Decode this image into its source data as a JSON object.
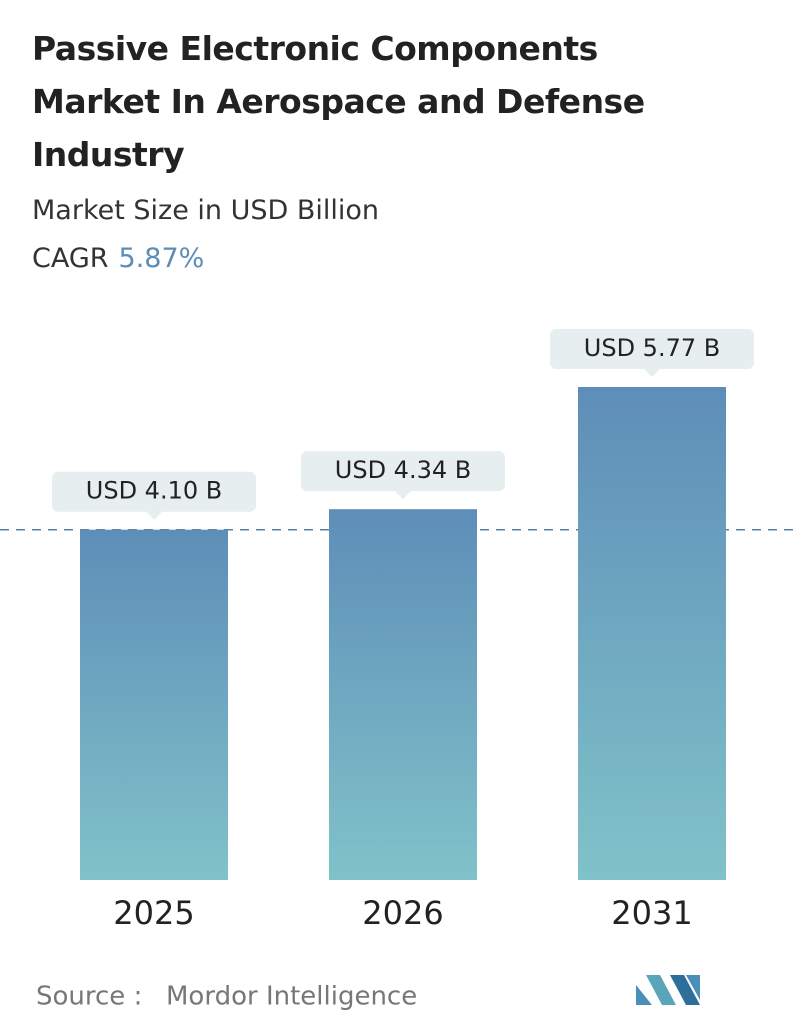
{
  "chart_data": {
    "type": "bar",
    "title": "Passive Electronic Components Market In Aerospace and Defense Industry",
    "subtitle": "Market Size in USD Billion",
    "cagr_label": "CAGR",
    "cagr_value": "5.87%",
    "categories": [
      "2025",
      "2026",
      "2031"
    ],
    "values": [
      4.1,
      4.34,
      5.77
    ],
    "value_labels": [
      "USD 4.10 B",
      "USD 4.34 B",
      "USD 5.77 B"
    ],
    "color_top": "#5e8eb8",
    "color_bottom": "#80c2c9",
    "source_label": "Source :",
    "source": "Mordor Intelligence"
  }
}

The task:
Transcribe all the records above word for word, without their images.

Reply:
Decode this image into its source data as a JSON object.
{
  "chart_data": {
    "type": "bar",
    "title": "Passive Electronic Components Market In Aerospace and Defense Industry",
    "subtitle": "Market Size in USD Billion",
    "cagr_label": "CAGR",
    "cagr_value": "5.87%",
    "categories": [
      "2025",
      "2026",
      "2031"
    ],
    "values": [
      4.1,
      4.34,
      5.77
    ],
    "value_labels": [
      "USD 4.10 B",
      "USD 4.34 B",
      "USD 5.77 B"
    ],
    "color_top": "#5e8eb8",
    "color_bottom": "#80c2c9",
    "source_label": "Source :",
    "source": "Mordor Intelligence"
  }
}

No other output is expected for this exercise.